>> start Supplied records

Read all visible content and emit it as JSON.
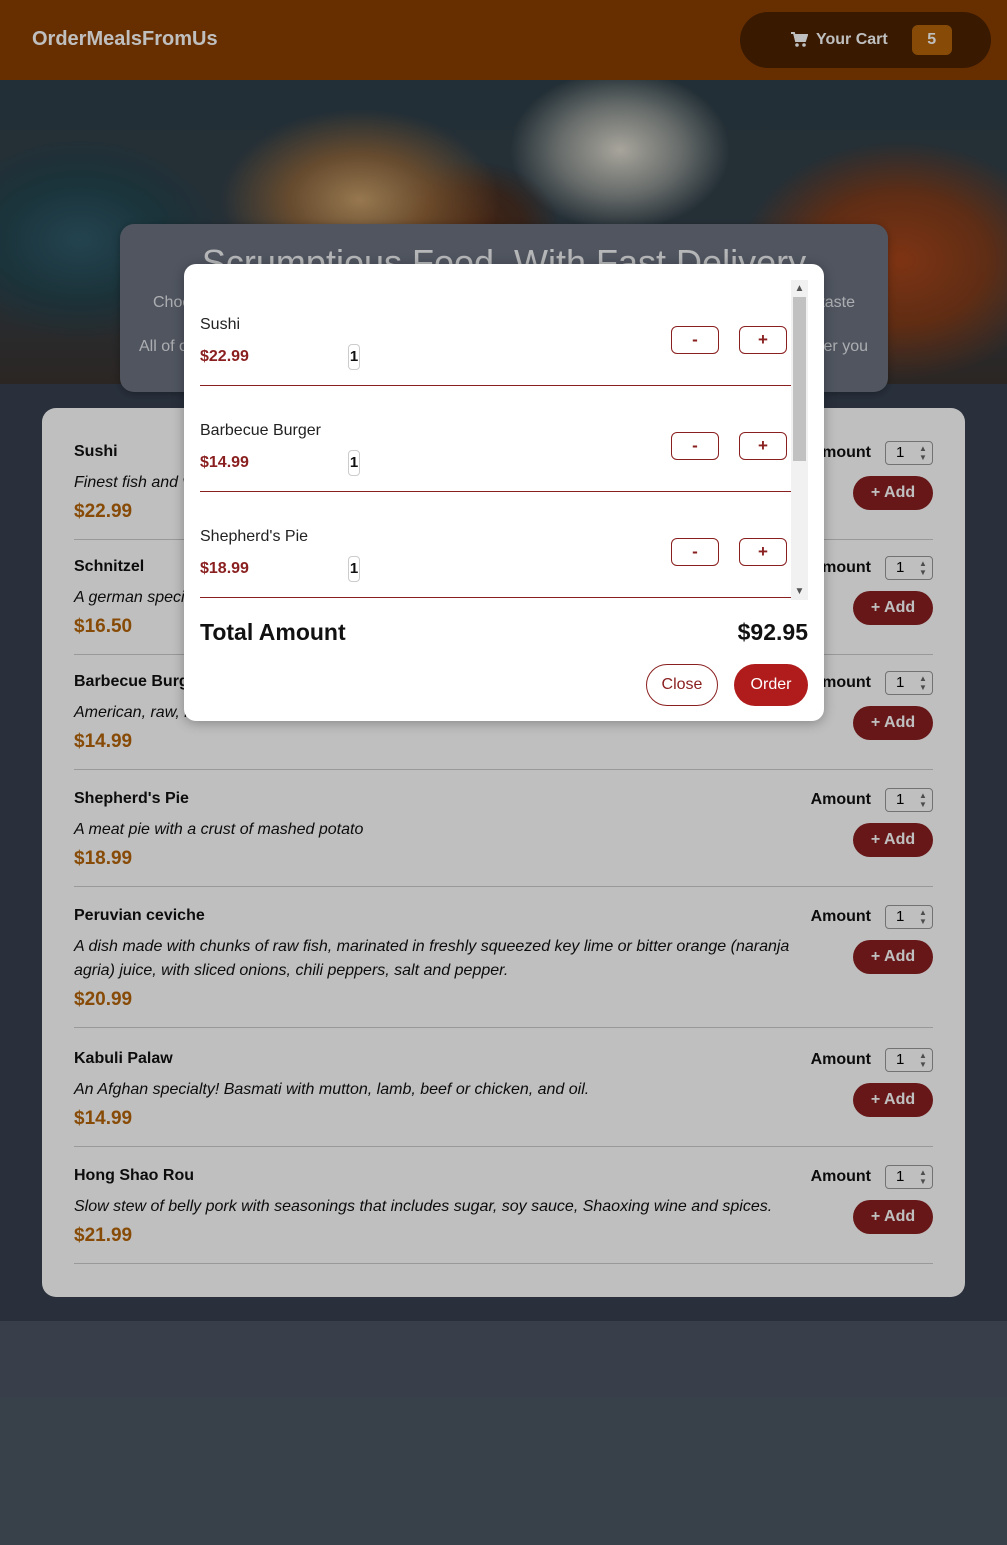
{
  "header": {
    "brand": "OrderMealsFromUs",
    "cart_label": "Your Cart",
    "cart_count": "5"
  },
  "hero": {
    "title": "Scrumptious Food, With Fast Delivery",
    "p1_left": "Choo",
    "p1_right": "taste",
    "p2_left": "All of o",
    "p2_right": "er you"
  },
  "meals": [
    {
      "name": "Sushi",
      "description": "Finest fish and veggies",
      "price": "$22.99"
    },
    {
      "name": "Schnitzel",
      "description": "A german specialty!",
      "price": "$16.50"
    },
    {
      "name": "Barbecue Burger",
      "description": "American, raw, meaty",
      "price": "$14.99"
    },
    {
      "name": "Shepherd's Pie",
      "description": "A meat pie with a crust of mashed potato",
      "price": "$18.99"
    },
    {
      "name": "Peruvian ceviche",
      "description": "A dish made with chunks of raw fish, marinated in freshly squeezed key lime or bitter orange (naranja agria) juice, with sliced onions, chili peppers, salt and pepper.",
      "price": "$20.99"
    },
    {
      "name": "Kabuli Palaw",
      "description": "An Afghan specialty! Basmati with mutton, lamb, beef or chicken, and oil.",
      "price": "$14.99"
    },
    {
      "name": "Hong Shao Rou",
      "description": "Slow stew of belly pork with seasonings that includes sugar, soy sauce, Shaoxing wine and spices.",
      "price": "$21.99"
    }
  ],
  "meal_form": {
    "amount_label": "Amount",
    "amount_value": "1",
    "add_label": "+ Add"
  },
  "cart": {
    "items": [
      {
        "name": "Sushi",
        "price": "$22.99",
        "qty": "1"
      },
      {
        "name": "Barbecue Burger",
        "price": "$14.99",
        "qty": "1"
      },
      {
        "name": "Shepherd's Pie",
        "price": "$18.99",
        "qty": "1"
      }
    ],
    "minus_label": "-",
    "plus_label": "+",
    "total_label": "Total Amount",
    "total_value": "$92.95",
    "close_label": "Close",
    "order_label": "Order"
  },
  "icons": {
    "cart": "cart-icon",
    "scroll_up": "chevron-up-icon",
    "scroll_down": "chevron-down-icon"
  },
  "colors": {
    "header": "#8a3f00",
    "accent": "#8a1f1f",
    "price": "#b5650a",
    "order": "#b01c1c"
  }
}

>> end Supplied records

Identify the lines in the entries that hold "description" and return each one.

      "description": "Finest fish and veggies",
      "description": "A german specialty!",
      "description": "American, raw, meaty",
      "description": "A meat pie with a crust of mashed potato",
      "description": "A dish made with chunks of raw fish, marinated in freshly squeezed key lime or bitter orange (naranja agria) juice, with sliced onions, chili peppers, salt and pepper.",
      "description": "An Afghan specialty! Basmati with mutton, lamb, beef or chicken, and oil.",
      "description": "Slow stew of belly pork with seasonings that includes sugar, soy sauce, Shaoxing wine and spices.",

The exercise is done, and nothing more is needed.